▸ **EXERCISE**: Output the records exactly. Include every line.

▸ **TASK INPUT**:
◆ ◆ ◆ ◆

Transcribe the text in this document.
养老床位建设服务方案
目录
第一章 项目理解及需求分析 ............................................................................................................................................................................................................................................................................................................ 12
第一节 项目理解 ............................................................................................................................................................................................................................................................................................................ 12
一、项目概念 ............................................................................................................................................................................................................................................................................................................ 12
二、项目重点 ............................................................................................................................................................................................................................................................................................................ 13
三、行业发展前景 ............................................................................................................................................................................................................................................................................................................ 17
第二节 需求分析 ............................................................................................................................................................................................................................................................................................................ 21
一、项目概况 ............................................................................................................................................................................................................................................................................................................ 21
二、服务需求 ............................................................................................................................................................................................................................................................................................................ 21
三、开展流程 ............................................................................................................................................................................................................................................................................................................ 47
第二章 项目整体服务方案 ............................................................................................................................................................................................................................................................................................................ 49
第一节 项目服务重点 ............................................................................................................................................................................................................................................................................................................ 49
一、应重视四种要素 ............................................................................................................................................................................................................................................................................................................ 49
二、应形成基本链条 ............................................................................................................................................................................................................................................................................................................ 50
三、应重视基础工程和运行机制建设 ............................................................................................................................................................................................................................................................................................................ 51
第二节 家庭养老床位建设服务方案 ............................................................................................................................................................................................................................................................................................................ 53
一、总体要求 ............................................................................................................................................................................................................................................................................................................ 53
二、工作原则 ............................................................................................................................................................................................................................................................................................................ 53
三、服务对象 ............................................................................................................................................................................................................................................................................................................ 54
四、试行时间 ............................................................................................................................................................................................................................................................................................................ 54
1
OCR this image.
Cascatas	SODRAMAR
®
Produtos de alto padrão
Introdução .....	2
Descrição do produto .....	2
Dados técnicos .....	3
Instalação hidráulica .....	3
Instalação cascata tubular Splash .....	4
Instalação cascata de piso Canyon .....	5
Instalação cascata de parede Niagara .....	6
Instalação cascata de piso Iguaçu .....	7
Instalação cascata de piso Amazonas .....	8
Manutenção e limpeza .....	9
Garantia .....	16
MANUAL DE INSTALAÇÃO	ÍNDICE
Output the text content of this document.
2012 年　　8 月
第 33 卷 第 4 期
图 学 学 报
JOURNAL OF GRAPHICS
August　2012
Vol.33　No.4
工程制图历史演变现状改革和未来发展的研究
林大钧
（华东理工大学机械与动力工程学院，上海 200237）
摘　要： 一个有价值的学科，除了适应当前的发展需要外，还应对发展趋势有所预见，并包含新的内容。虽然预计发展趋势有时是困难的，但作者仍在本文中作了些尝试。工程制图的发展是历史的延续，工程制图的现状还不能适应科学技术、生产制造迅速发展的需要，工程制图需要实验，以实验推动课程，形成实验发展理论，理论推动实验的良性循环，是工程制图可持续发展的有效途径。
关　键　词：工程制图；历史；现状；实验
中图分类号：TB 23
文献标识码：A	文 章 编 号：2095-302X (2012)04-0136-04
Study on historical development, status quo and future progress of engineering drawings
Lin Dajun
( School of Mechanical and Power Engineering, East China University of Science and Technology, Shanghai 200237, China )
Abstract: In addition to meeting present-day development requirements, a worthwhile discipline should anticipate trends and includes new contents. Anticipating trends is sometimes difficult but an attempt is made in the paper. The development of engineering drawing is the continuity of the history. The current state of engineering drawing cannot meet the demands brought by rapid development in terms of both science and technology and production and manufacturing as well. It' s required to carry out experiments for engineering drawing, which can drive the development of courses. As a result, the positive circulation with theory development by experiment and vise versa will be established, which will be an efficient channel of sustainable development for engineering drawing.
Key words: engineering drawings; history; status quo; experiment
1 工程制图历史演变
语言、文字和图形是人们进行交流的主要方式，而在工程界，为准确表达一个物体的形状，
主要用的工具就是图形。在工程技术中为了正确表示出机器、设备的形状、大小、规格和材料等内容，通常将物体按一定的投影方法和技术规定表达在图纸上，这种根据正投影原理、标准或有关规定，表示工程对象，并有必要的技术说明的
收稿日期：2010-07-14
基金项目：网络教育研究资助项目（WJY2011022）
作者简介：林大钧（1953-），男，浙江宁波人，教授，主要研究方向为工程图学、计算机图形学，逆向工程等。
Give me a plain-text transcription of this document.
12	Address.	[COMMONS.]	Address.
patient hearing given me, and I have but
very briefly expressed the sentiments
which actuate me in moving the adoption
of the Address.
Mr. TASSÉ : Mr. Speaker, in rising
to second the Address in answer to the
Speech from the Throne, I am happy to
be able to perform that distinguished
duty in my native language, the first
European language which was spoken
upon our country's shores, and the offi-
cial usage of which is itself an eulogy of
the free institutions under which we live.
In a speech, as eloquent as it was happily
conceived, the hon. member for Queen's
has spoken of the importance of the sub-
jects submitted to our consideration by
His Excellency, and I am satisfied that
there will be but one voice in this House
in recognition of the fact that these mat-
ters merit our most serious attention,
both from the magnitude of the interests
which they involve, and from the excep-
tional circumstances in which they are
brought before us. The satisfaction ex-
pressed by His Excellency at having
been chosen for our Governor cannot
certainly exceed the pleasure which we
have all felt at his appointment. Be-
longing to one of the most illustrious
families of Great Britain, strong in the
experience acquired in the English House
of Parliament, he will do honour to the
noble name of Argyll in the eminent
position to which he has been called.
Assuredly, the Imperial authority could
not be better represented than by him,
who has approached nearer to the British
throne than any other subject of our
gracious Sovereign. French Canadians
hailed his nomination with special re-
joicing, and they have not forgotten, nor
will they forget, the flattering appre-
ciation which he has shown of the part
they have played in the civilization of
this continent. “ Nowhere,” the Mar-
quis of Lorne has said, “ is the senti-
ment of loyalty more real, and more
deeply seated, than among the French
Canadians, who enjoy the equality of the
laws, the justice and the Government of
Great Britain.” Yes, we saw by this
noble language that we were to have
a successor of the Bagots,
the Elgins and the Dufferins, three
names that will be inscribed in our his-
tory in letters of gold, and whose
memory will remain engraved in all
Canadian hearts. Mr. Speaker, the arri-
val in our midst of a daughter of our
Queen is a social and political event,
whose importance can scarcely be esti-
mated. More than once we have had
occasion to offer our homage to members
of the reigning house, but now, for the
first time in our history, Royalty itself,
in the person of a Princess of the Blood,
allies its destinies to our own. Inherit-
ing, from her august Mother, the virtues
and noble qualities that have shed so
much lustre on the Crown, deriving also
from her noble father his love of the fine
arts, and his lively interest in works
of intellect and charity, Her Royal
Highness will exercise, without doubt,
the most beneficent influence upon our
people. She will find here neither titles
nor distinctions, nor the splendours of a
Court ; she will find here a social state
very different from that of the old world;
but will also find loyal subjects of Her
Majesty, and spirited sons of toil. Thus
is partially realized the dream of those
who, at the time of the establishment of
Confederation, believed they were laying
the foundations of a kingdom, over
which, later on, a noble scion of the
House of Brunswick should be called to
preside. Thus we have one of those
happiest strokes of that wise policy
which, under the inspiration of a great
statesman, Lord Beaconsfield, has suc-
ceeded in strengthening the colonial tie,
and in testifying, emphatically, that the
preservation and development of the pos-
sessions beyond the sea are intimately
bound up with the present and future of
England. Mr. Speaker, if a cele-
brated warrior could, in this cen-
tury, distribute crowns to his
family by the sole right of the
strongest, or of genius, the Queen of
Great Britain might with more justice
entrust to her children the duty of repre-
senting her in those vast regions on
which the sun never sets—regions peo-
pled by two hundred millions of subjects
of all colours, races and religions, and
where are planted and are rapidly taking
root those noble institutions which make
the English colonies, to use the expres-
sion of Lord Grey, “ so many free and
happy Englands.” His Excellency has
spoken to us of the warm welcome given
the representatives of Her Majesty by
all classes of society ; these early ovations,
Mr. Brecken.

◆ ◆ ◆ ◆

▸ **EXPECTED OUTPUT**:
Transcribe the text in this document.
养老床位建设服务方案
目录
第一章 项目理解及需求分析 ............................................................................................................................................................................................................................................................................................................ 12
第一节 项目理解 ............................................................................................................................................................................................................................................................................................................ 12
一、项目概念 ............................................................................................................................................................................................................................................................................................................ 12
二、项目重点 ............................................................................................................................................................................................................................................................................................................ 13
三、行业发展前景 ............................................................................................................................................................................................................................................................................................................ 17
第二节 需求分析 ............................................................................................................................................................................................................................................................................................................ 21
一、项目概况 ............................................................................................................................................................................................................................................................................................................ 21
二、服务需求 ............................................................................................................................................................................................................................................................................................................ 21
三、开展流程 ............................................................................................................................................................................................................................................................................................................ 47
第二章 项目整体服务方案 ............................................................................................................................................................................................................................................................................................................ 49
第一节 项目服务重点 ............................................................................................................................................................................................................................................................................................................ 49
一、应重视四种要素 ............................................................................................................................................................................................................................................................................................................ 49
二、应形成基本链条 ............................................................................................................................................................................................................................................................................................................ 50
三、应重视基础工程和运行机制建设 ............................................................................................................................................................................................................................................................................................................ 51
第二节 家庭养老床位建设服务方案 ............................................................................................................................................................................................................................................................................................................ 53
一、总体要求 ............................................................................................................................................................................................................................................................................................................ 53
二、工作原则 ............................................................................................................................................................................................................................................................................................................ 53
三、服务对象 ............................................................................................................................................................................................................................................................................................................ 54
四、试行时间 ............................................................................................................................................................................................................................................................................................................ 54
1
OCR this image.
Cascatas	SODRAMAR
®
Produtos de alto padrão
Introdução .....	2
Descrição do produto .....	2
Dados técnicos .....	3
Instalação hidráulica .....	3
Instalação cascata tubular Splash .....	4
Instalação cascata de piso Canyon .....	5
Instalação cascata de parede Niagara .....	6
Instalação cascata de piso Iguaçu .....	7
Instalação cascata de piso Amazonas .....	8
Manutenção e limpeza .....	9
Garantia .....	16
MANUAL DE INSTALAÇÃO	ÍNDICE
Output the text content of this document.
2012 年　　8 月
第 33 卷 第 4 期
图 学 学 报
JOURNAL OF GRAPHICS
August　2012
Vol.33　No.4
工程制图历史演变现状改革和未来发展的研究
林大钧
（华东理工大学机械与动力工程学院，上海 200237）
摘　要： 一个有价值的学科，除了适应当前的发展需要外，还应对发展趋势有所预见，并包含新的内容。虽然预计发展趋势有时是困难的，但作者仍在本文中作了些尝试。工程制图的发展是历史的延续，工程制图的现状还不能适应科学技术、生产制造迅速发展的需要，工程制图需要实验，以实验推动课程，形成实验发展理论，理论推动实验的良性循环，是工程制图可持续发展的有效途径。
关　键　词：工程制图；历史；现状；实验
中图分类号：TB 23
文献标识码：A	文 章 编 号：2095-302X (2012)04-0136-04
Study on historical development, status quo and future progress of engineering drawings
Lin Dajun
( School of Mechanical and Power Engineering, East China University of Science and Technology, Shanghai 200237, China )
Abstract: In addition to meeting present-day development requirements, a worthwhile discipline should anticipate trends and includes new contents. Anticipating trends is sometimes difficult but an attempt is made in the paper. The development of engineering drawing is the continuity of the history. The current state of engineering drawing cannot meet the demands brought by rapid development in terms of both science and technology and production and manufacturing as well. It' s required to carry out experiments for engineering drawing, which can drive the development of courses. As a result, the positive circulation with theory development by experiment and vise versa will be established, which will be an efficient channel of sustainable development for engineering drawing.
Key words: engineering drawings; history; status quo; experiment
1 工程制图历史演变
语言、文字和图形是人们进行交流的主要方式，而在工程界，为准确表达一个物体的形状，
主要用的工具就是图形。在工程技术中为了正确表示出机器、设备的形状、大小、规格和材料等内容，通常将物体按一定的投影方法和技术规定表达在图纸上，这种根据正投影原理、标准或有关规定，表示工程对象，并有必要的技术说明的
收稿日期：2010-07-14
基金项目：网络教育研究资助项目（WJY2011022）
作者简介：林大钧（1953-），男，浙江宁波人，教授，主要研究方向为工程图学、计算机图形学，逆向工程等。
Give me a plain-text transcription of this document.
12	Address.	[COMMONS.]	Address.
patient hearing given me, and I have but
very briefly expressed the sentiments
which actuate me in moving the adoption
of the Address.
Mr. TASSÉ : Mr. Speaker, in rising
to second the Address in answer to the
Speech from the Throne, I am happy to
be able to perform that distinguished
duty in my native language, the first
European language which was spoken
upon our country's shores, and the offi-
cial usage of which is itself an eulogy of
the free institutions under which we live.
In a speech, as eloquent as it was happily
conceived, the hon. member for Queen's
has spoken of the importance of the sub-
jects submitted to our consideration by
His Excellency, and I am satisfied that
there will be but one voice in this House
in recognition of the fact that these mat-
ters merit our most serious attention,
both from the magnitude of the interests
which they involve, and from the excep-
tional circumstances in which they are
brought before us. The satisfaction ex-
pressed by His Excellency at having
been chosen for our Governor cannot
certainly exceed the pleasure which we
have all felt at his appointment. Be-
longing to one of the most illustrious
families of Great Britain, strong in the
experience acquired in the English House
of Parliament, he will do honour to the
noble name of Argyll in the eminent
position to which he has been called.
Assuredly, the Imperial authority could
not be better represented than by him,
who has approached nearer to the British
throne than any other subject of our
gracious Sovereign. French Canadians
hailed his nomination with special re-
joicing, and they have not forgotten, nor
will they forget, the flattering appre-
ciation which he has shown of the part
they have played in the civilization of
this continent. “ Nowhere,” the Mar-
quis of Lorne has said, “ is the senti-
ment of loyalty more real, and more
deeply seated, than among the French
Canadians, who enjoy the equality of the
laws, the justice and the Government of
Great Britain.” Yes, we saw by this
noble language that we were to have
a successor of the Bagots,
the Elgins and the Dufferins, three
names that will be inscribed in our his-
tory in letters of gold, and whose
memory will remain engraved in all
Canadian hearts. Mr. Speaker, the arri-
val in our midst of a daughter of our
Queen is a social and political event,
whose importance can scarcely be esti-
mated. More than once we have had
occasion to offer our homage to members
of the reigning house, but now, for the
first time in our history, Royalty itself,
in the person of a Princess of the Blood,
allies its destinies to our own. Inherit-
ing, from her august Mother, the virtues
and noble qualities that have shed so
much lustre on the Crown, deriving also
from her noble father his love of the fine
arts, and his lively interest in works
of intellect and charity, Her Royal
Highness will exercise, without doubt,
the most beneficent influence upon our
people. She will find here neither titles
nor distinctions, nor the splendours of a
Court ; she will find here a social state
very different from that of the old world;
but will also find loyal subjects of Her
Majesty, and spirited sons of toil. Thus
is partially realized the dream of those
who, at the time of the establishment of
Confederation, believed they were laying
the foundations of a kingdom, over
which, later on, a noble scion of the
House of Brunswick should be called to
preside. Thus we have one of those
happiest strokes of that wise policy
which, under the inspiration of a great
statesman, Lord Beaconsfield, has suc-
ceeded in strengthening the colonial tie,
and in testifying, emphatically, that the
preservation and development of the pos-
sessions beyond the sea are intimately
bound up with the present and future of
England. Mr. Speaker, if a cele-
brated warrior could, in this cen-
tury, distribute crowns to his
family by the sole right of the
strongest, or of genius, the Queen of
Great Britain might with more justice
entrust to her children the duty of repre-
senting her in those vast regions on
which the sun never sets—regions peo-
pled by two hundred millions of subjects
of all colours, races and religions, and
where are planted and are rapidly taking
root those noble institutions which make
the English colonies, to use the expres-
sion of Lord Grey, “ so many free and
happy Englands.” His Excellency has
spoken to us of the warm welcome given
the representatives of Her Majesty by
all classes of society ; these early ovations,
Mr. Brecken.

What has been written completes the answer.